## Required task 1:
Please duplicate these lines from the records, beginning at the line that has "identify all the" and stopping after the line that has "y-tick-label: 0.01: [60, 373, 85, 388]". Leave the pictures out of your copy.

## Selected text:

Keith Moore finds some amusingly inaccurate representations of the Royal Society in newspapers from the nineteenth century.
I’ve been cataloguing some nineteenth-century views of Royal Society events and it’s been fun to see how little errors creep into text and image. My favourite so far has been the unexpected appearance of three majestic-looking crowns, present at the Society’s meetings – no, really…
Crown-ink glory: the Royal Society as seen by the Illustrated London News (RS.4600)

## Input:
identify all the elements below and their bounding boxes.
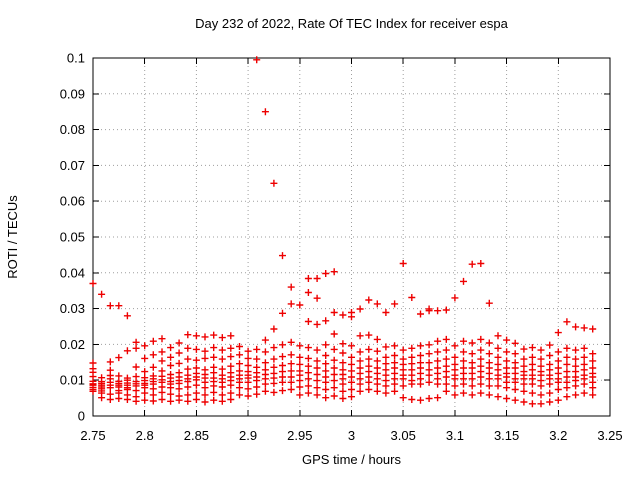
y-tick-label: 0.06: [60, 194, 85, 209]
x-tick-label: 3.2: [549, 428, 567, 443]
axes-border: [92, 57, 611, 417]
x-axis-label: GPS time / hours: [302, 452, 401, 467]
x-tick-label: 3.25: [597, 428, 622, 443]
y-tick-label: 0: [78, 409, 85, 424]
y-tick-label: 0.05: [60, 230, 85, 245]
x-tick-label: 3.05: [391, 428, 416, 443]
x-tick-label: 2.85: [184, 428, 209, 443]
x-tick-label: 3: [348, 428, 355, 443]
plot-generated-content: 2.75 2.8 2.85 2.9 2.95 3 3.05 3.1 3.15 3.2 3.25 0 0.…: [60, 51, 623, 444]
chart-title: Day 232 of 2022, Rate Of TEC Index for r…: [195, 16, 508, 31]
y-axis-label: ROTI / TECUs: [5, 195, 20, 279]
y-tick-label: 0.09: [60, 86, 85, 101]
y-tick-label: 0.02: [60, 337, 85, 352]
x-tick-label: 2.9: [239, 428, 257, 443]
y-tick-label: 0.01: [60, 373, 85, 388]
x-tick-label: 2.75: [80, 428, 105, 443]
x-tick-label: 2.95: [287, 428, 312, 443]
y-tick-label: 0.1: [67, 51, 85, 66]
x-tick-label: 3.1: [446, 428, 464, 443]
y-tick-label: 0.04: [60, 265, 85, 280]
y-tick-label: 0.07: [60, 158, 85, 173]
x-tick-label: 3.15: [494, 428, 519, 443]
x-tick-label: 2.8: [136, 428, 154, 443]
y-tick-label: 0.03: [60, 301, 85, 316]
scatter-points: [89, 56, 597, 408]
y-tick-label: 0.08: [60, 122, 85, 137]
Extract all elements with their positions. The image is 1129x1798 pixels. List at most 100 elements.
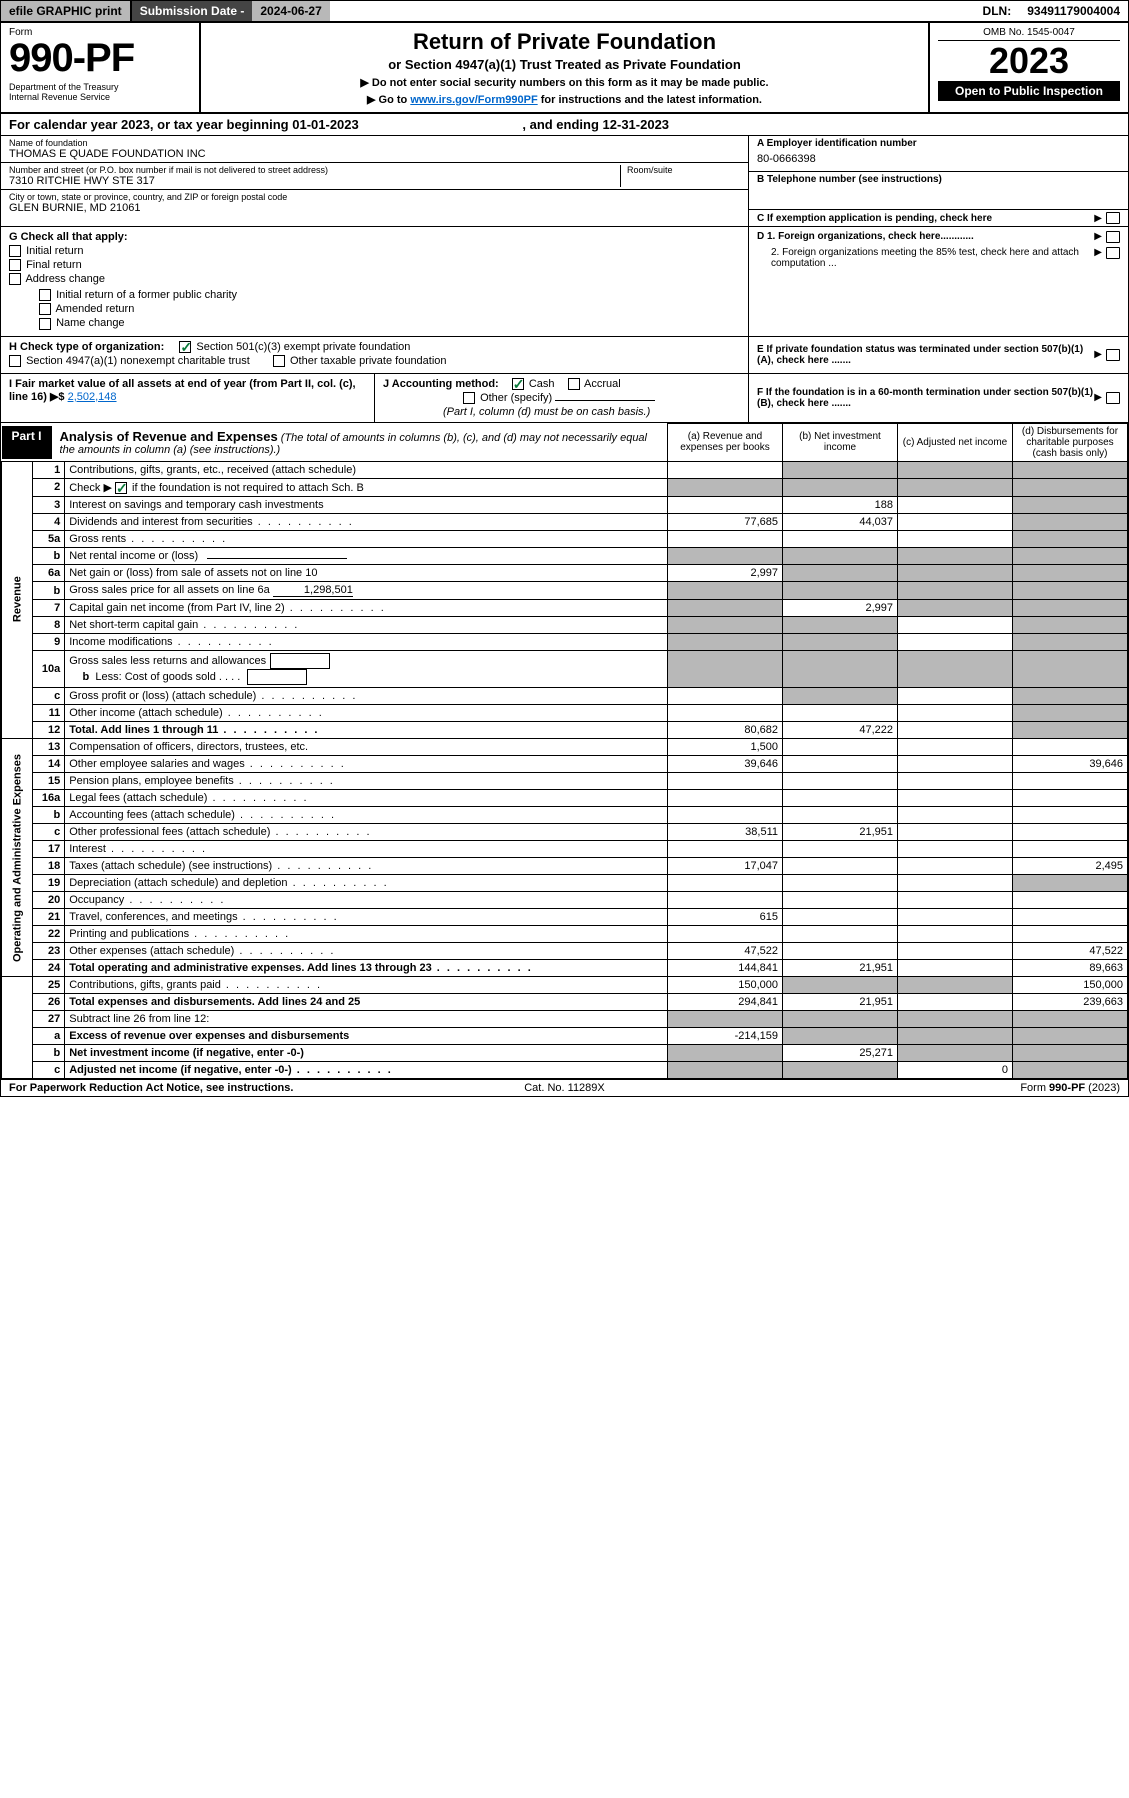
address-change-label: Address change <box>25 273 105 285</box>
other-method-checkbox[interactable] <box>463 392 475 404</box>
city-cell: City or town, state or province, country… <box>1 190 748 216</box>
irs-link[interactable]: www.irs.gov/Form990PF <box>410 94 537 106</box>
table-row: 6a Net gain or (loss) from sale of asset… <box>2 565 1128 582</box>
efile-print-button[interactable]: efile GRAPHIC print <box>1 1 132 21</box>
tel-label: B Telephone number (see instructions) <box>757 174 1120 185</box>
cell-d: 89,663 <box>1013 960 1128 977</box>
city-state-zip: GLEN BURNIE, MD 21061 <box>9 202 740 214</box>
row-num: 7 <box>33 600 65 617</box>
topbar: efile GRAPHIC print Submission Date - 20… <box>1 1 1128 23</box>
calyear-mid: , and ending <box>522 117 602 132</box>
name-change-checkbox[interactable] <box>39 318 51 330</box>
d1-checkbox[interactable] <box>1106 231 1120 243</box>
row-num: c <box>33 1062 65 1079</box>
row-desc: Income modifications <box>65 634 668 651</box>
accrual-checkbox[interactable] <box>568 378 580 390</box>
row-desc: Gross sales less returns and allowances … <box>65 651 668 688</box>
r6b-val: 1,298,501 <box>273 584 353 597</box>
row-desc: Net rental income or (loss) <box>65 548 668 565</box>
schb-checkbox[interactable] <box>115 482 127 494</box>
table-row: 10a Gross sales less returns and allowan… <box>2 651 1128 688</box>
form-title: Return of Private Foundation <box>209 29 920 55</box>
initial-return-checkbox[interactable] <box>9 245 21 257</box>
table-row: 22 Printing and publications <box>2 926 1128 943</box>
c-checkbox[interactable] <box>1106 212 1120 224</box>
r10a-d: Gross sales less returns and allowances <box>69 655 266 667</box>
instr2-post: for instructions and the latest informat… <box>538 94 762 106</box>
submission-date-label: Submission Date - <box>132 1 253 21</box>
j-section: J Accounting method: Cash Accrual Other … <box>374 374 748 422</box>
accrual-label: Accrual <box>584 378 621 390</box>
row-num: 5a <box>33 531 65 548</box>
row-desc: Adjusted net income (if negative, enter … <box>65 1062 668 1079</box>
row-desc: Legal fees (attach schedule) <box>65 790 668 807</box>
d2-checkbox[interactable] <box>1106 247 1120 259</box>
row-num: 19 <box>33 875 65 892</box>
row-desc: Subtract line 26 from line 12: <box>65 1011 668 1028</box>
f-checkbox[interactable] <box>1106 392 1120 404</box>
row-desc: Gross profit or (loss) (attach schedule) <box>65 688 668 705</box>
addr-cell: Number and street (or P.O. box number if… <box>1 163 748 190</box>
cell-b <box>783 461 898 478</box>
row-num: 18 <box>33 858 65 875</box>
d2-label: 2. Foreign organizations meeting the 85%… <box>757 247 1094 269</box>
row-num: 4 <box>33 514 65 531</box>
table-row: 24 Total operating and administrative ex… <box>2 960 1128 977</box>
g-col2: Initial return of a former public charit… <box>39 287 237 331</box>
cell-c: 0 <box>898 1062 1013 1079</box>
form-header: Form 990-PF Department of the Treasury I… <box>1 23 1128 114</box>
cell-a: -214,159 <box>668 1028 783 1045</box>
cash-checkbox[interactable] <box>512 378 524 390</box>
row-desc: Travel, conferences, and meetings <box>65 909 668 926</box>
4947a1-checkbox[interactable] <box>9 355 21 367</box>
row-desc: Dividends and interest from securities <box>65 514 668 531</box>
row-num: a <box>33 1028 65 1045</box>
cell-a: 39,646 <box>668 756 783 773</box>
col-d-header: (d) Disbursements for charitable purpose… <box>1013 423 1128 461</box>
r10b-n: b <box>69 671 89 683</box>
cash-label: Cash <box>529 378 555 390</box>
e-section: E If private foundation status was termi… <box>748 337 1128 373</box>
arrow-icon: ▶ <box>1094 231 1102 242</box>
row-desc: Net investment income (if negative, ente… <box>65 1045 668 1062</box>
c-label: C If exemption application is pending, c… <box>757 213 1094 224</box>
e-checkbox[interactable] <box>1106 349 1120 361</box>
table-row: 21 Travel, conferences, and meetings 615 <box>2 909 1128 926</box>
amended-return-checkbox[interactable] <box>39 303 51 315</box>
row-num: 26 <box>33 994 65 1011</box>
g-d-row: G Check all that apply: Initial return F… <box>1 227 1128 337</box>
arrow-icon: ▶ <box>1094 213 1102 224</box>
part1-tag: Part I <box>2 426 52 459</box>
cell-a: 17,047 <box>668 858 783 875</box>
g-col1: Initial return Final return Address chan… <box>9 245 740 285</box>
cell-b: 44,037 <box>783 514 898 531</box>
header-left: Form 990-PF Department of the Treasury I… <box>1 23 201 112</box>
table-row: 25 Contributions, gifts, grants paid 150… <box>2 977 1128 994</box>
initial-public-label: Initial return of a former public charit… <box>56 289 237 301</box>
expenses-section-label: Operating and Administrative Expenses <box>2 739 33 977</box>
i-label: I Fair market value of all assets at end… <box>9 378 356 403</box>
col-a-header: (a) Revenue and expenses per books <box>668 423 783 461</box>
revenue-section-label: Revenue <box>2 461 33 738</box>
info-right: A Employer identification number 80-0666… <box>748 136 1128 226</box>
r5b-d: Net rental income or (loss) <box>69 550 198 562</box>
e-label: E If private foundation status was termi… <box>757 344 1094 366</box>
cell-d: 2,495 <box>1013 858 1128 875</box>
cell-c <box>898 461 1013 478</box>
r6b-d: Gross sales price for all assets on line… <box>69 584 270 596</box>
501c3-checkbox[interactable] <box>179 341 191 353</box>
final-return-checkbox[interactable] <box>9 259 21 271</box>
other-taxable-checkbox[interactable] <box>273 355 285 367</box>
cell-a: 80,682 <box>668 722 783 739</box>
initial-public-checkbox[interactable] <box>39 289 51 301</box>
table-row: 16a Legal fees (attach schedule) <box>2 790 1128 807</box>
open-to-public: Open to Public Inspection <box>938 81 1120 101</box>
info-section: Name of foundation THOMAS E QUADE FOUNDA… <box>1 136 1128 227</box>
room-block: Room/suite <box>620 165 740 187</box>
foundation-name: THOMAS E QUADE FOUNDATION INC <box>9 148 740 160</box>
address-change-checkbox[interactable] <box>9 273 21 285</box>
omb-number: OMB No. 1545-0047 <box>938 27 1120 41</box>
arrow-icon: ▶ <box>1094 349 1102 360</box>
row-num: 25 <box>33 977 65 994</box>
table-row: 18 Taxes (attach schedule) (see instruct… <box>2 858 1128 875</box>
--
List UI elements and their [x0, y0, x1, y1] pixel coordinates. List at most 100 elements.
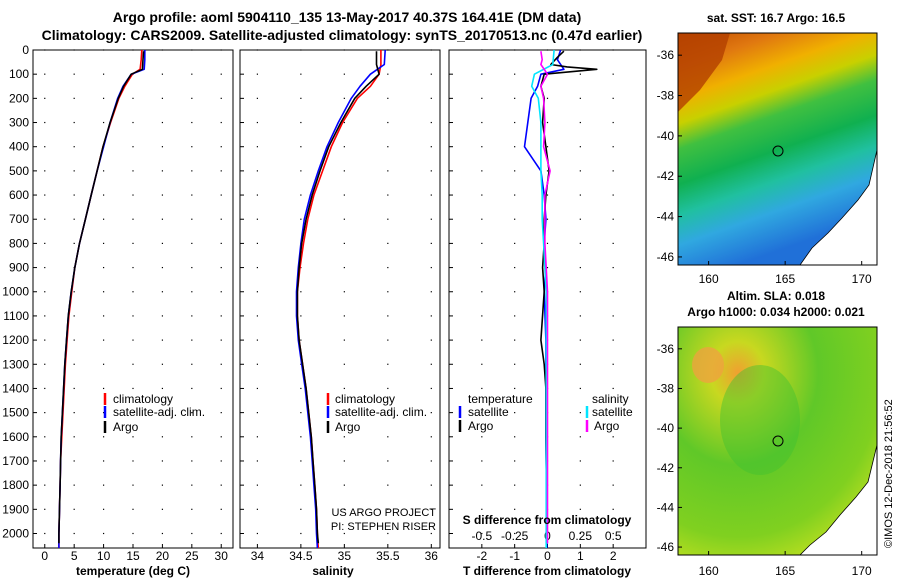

## Required task 2:
In the Royal Society text, what unexpected objects does Keith Moore find present at the Society's meetings?

## Task result 1:
identify all the elements below and their bounding boxes.
y-tick-label: 0.06: [60, 194, 85, 209]
x-tick-label: 3.2: [549, 428, 567, 443]
axes-border: [92, 57, 611, 417]
x-axis-label: GPS time / hours: [302, 452, 401, 467]
x-tick-label: 3.25: [597, 428, 622, 443]
y-tick-label: 0: [78, 409, 85, 424]
y-tick-label: 0.05: [60, 230, 85, 245]
x-tick-label: 3.05: [391, 428, 416, 443]
x-tick-label: 2.85: [184, 428, 209, 443]
x-tick-label: 3: [348, 428, 355, 443]
plot-generated-content: 2.75 2.8 2.85 2.9 2.95 3 3.05 3.1 3.15 3.2 3.25 0 0.…: [60, 51, 623, 444]
chart-title: Day 232 of 2022, Rate Of TEC Index for r…: [195, 16, 508, 31]
y-axis-label: ROTI / TECUs: [5, 195, 20, 279]
y-tick-label: 0.09: [60, 86, 85, 101]
y-tick-label: 0.02: [60, 337, 85, 352]
x-tick-label: 2.9: [239, 428, 257, 443]
y-tick-label: 0.01: [60, 373, 85, 388]

## Task result 2:
Three majestic-looking crowns.